• [Objective] Each entry below is to be extracted exactly.

## Begin Records to use

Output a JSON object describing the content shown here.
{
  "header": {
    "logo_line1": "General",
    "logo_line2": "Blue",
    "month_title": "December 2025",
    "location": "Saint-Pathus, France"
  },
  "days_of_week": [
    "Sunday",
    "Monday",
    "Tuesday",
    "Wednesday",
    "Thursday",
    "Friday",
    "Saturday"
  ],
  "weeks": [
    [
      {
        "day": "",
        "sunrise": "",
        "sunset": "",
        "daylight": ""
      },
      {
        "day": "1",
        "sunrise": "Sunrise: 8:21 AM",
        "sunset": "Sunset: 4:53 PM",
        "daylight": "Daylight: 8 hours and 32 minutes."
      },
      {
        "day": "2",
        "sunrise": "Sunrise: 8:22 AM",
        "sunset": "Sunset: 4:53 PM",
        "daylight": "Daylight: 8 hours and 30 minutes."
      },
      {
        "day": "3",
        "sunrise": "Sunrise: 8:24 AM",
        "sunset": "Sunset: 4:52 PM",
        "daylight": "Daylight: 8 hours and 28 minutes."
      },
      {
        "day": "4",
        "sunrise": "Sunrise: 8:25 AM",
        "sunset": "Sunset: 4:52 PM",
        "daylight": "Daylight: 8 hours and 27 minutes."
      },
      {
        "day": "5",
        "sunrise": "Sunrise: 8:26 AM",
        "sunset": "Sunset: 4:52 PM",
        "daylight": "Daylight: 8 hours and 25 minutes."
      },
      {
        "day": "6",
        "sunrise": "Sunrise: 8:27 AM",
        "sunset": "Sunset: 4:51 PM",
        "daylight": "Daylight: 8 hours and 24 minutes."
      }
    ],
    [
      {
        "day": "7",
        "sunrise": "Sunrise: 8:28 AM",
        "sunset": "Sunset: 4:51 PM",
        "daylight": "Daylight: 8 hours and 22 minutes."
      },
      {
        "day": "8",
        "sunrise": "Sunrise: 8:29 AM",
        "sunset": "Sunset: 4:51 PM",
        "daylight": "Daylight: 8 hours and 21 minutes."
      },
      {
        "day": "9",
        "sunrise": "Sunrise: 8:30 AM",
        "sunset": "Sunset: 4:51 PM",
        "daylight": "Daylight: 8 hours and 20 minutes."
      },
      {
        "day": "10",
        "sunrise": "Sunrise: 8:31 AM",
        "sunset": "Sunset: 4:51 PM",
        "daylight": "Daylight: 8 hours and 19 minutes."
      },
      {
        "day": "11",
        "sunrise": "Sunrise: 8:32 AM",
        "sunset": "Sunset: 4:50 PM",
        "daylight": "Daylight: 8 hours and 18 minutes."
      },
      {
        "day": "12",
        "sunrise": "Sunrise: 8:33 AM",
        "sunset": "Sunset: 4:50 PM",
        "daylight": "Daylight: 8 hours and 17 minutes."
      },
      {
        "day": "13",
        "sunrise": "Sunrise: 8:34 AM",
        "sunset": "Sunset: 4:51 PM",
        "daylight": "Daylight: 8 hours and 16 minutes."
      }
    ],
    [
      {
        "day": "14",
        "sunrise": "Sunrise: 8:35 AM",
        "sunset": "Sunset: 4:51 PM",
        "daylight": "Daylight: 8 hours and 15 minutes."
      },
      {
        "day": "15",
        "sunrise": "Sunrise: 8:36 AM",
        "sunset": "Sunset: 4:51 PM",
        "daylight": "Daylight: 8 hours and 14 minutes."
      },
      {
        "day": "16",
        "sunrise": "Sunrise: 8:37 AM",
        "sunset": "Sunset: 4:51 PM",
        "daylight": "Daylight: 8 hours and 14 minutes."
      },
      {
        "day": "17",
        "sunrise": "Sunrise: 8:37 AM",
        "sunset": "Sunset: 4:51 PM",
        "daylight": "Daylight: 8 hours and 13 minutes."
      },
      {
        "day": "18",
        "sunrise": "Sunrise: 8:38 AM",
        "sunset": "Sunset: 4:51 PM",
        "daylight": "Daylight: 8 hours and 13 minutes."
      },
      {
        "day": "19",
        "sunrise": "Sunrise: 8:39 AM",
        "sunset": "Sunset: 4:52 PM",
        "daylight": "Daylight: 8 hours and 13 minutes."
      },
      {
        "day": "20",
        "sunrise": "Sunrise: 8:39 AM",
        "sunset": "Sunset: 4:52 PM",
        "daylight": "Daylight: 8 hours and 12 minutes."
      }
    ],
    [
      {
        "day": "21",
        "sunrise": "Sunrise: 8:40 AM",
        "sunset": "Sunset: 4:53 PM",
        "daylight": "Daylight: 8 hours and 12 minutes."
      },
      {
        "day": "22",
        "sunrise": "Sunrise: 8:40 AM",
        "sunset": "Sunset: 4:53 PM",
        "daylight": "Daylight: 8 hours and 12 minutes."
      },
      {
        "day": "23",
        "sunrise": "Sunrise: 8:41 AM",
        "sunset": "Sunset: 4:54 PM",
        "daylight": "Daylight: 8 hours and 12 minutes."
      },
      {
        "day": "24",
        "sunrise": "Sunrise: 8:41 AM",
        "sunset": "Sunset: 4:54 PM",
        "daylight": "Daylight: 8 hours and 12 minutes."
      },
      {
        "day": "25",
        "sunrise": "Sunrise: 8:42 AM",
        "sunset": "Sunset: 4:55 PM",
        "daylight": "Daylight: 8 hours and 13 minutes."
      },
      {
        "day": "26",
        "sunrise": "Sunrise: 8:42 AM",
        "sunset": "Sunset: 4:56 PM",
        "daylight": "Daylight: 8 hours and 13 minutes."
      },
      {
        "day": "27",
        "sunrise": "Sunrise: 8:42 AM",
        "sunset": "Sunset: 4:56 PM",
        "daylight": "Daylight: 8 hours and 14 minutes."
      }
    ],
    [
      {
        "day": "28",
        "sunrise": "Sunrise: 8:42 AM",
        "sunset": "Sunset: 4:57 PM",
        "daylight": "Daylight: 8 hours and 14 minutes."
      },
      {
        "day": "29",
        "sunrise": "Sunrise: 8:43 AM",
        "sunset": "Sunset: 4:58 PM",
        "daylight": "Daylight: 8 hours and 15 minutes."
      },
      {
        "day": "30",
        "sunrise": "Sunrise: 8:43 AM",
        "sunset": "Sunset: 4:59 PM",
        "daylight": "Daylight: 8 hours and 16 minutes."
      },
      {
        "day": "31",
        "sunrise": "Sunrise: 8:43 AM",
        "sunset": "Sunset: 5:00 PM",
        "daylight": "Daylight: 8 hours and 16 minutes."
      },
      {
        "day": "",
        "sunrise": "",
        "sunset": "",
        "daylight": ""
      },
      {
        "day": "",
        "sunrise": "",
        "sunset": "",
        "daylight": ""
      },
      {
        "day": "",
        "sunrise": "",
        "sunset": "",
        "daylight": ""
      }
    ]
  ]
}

## End Records to use

• [Reply]
Output a JSON object describing the content shown here.
{
  "header": {
    "logo_line1": "General",
    "logo_line2": "Blue",
    "month_title": "December 2025",
    "location": "Saint-Pathus, France"
  },
  "days_of_week": [
    "Sunday",
    "Monday",
    "Tuesday",
    "Wednesday",
    "Thursday",
    "Friday",
    "Saturday"
  ],
  "weeks": [
    [
      {
        "day": "",
        "sunrise": "",
        "sunset": "",
        "daylight": ""
      },
      {
        "day": "1",
        "sunrise": "Sunrise: 8:21 AM",
        "sunset": "Sunset: 4:53 PM",
        "daylight": "Daylight: 8 hours and 32 minutes."
      },
      {
        "day": "2",
        "sunrise": "Sunrise: 8:22 AM",
        "sunset": "Sunset: 4:53 PM",
        "daylight": "Daylight: 8 hours and 30 minutes."
      },
      {
        "day": "3",
        "sunrise": "Sunrise: 8:24 AM",
        "sunset": "Sunset: 4:52 PM",
        "daylight": "Daylight: 8 hours and 28 minutes."
      },
      {
        "day": "4",
        "sunrise": "Sunrise: 8:25 AM",
        "sunset": "Sunset: 4:52 PM",
        "daylight": "Daylight: 8 hours and 27 minutes."
      },
      {
        "day": "5",
        "sunrise": "Sunrise: 8:26 AM",
        "sunset": "Sunset: 4:52 PM",
        "daylight": "Daylight: 8 hours and 25 minutes."
      },
      {
        "day": "6",
        "sunrise": "Sunrise: 8:27 AM",
        "sunset": "Sunset: 4:51 PM",
        "daylight": "Daylight: 8 hours and 24 minutes."
      }
    ],
    [
      {
        "day": "7",
        "sunrise": "Sunrise: 8:28 AM",
        "sunset": "Sunset: 4:51 PM",
        "daylight": "Daylight: 8 hours and 22 minutes."
      },
      {
        "day": "8",
        "sunrise": "Sunrise: 8:29 AM",
        "sunset": "Sunset: 4:51 PM",
        "daylight": "Daylight: 8 hours and 21 minutes."
      },
      {
        "day": "9",
        "sunrise": "Sunrise: 8:30 AM",
        "sunset": "Sunset: 4:51 PM",
        "daylight": "Daylight: 8 hours and 20 minutes."
      },
      {
        "day": "10",
        "sunrise": "Sunrise: 8:31 AM",
        "sunset": "Sunset: 4:51 PM",
        "daylight": "Daylight: 8 hours and 19 minutes."
      },
      {
        "day": "11",
        "sunrise": "Sunrise: 8:32 AM",
        "sunset": "Sunset: 4:50 PM",
        "daylight": "Daylight: 8 hours and 18 minutes."
      },
      {
        "day": "12",
        "sunrise": "Sunrise: 8:33 AM",
        "sunset": "Sunset: 4:50 PM",
        "daylight": "Daylight: 8 hours and 17 minutes."
      },
      {
        "day": "13",
        "sunrise": "Sunrise: 8:34 AM",
        "sunset": "Sunset: 4:51 PM",
        "daylight": "Daylight: 8 hours and 16 minutes."
      }
    ],
    [
      {
        "day": "14",
        "sunrise": "Sunrise: 8:35 AM",
        "sunset": "Sunset: 4:51 PM",
        "daylight": "Daylight: 8 hours and 15 minutes."
      },
      {
        "day": "15",
        "sunrise": "Sunrise: 8:36 AM",
        "sunset": "Sunset: 4:51 PM",
        "daylight": "Daylight: 8 hours and 14 minutes."
      },
      {
        "day": "16",
        "sunrise": "Sunrise: 8:37 AM",
        "sunset": "Sunset: 4:51 PM",
        "daylight": "Daylight: 8 hours and 14 minutes."
      },
      {
        "day": "17",
        "sunrise": "Sunrise: 8:37 AM",
        "sunset": "Sunset: 4:51 PM",
        "daylight": "Daylight: 8 hours and 13 minutes."
      },
      {
        "day": "18",
        "sunrise": "Sunrise: 8:38 AM",
        "sunset": "Sunset: 4:51 PM",
        "daylight": "Daylight: 8 hours and 13 minutes."
      },
      {
        "day": "19",
        "sunrise": "Sunrise: 8:39 AM",
        "sunset": "Sunset: 4:52 PM",
        "daylight": "Daylight: 8 hours and 13 minutes."
      },
      {
        "day": "20",
        "sunrise": "Sunrise: 8:39 AM",
        "sunset": "Sunset: 4:52 PM",
        "daylight": "Daylight: 8 hours and 12 minutes."
      }
    ],
    [
      {
        "day": "21",
        "sunrise": "Sunrise: 8:40 AM",
        "sunset": "Sunset: 4:53 PM",
        "daylight": "Daylight: 8 hours and 12 minutes."
      },
      {
        "day": "22",
        "sunrise": "Sunrise: 8:40 AM",
        "sunset": "Sunset: 4:53 PM",
        "daylight": "Daylight: 8 hours and 12 minutes."
      },
      {
        "day": "23",
        "sunrise": "Sunrise: 8:41 AM",
        "sunset": "Sunset: 4:54 PM",
        "daylight": "Daylight: 8 hours and 12 minutes."
      },
      {
        "day": "24",
        "sunrise": "Sunrise: 8:41 AM",
        "sunset": "Sunset: 4:54 PM",
        "daylight": "Daylight: 8 hours and 12 minutes."
      },
      {
        "day": "25",
        "sunrise": "Sunrise: 8:42 AM",
        "sunset": "Sunset: 4:55 PM",
        "daylight": "Daylight: 8 hours and 13 minutes."
      },
      {
        "day": "26",
        "sunrise": "Sunrise: 8:42 AM",
        "sunset": "Sunset: 4:56 PM",
        "daylight": "Daylight: 8 hours and 13 minutes."
      },
      {
        "day": "27",
        "sunrise": "Sunrise: 8:42 AM",
        "sunset": "Sunset: 4:56 PM",
        "daylight": "Daylight: 8 hours and 14 minutes."
      }
    ],
    [
      {
        "day": "28",
        "sunrise": "Sunrise: 8:42 AM",
        "sunset": "Sunset: 4:57 PM",
        "daylight": "Daylight: 8 hours and 14 minutes."
      },
      {
        "day": "29",
        "sunrise": "Sunrise: 8:43 AM",
        "sunset": "Sunset: 4:58 PM",
        "daylight": "Daylight: 8 hours and 15 minutes."
      },
      {
        "day": "30",
        "sunrise": "Sunrise: 8:43 AM",
        "sunset": "Sunset: 4:59 PM",
        "daylight": "Daylight: 8 hours and 16 minutes."
      },
      {
        "day": "31",
        "sunrise": "Sunrise: 8:43 AM",
        "sunset": "Sunset: 5:00 PM",
        "daylight": "Daylight: 8 hours and 16 minutes."
      },
      {
        "day": "",
        "sunrise": "",
        "sunset": "",
        "daylight": ""
      },
      {
        "day": "",
        "sunrise": "",
        "sunset": "",
        "daylight": ""
      },
      {
        "day": "",
        "sunrise": "",
        "sunset": "",
        "daylight": ""
      }
    ]
  ]
}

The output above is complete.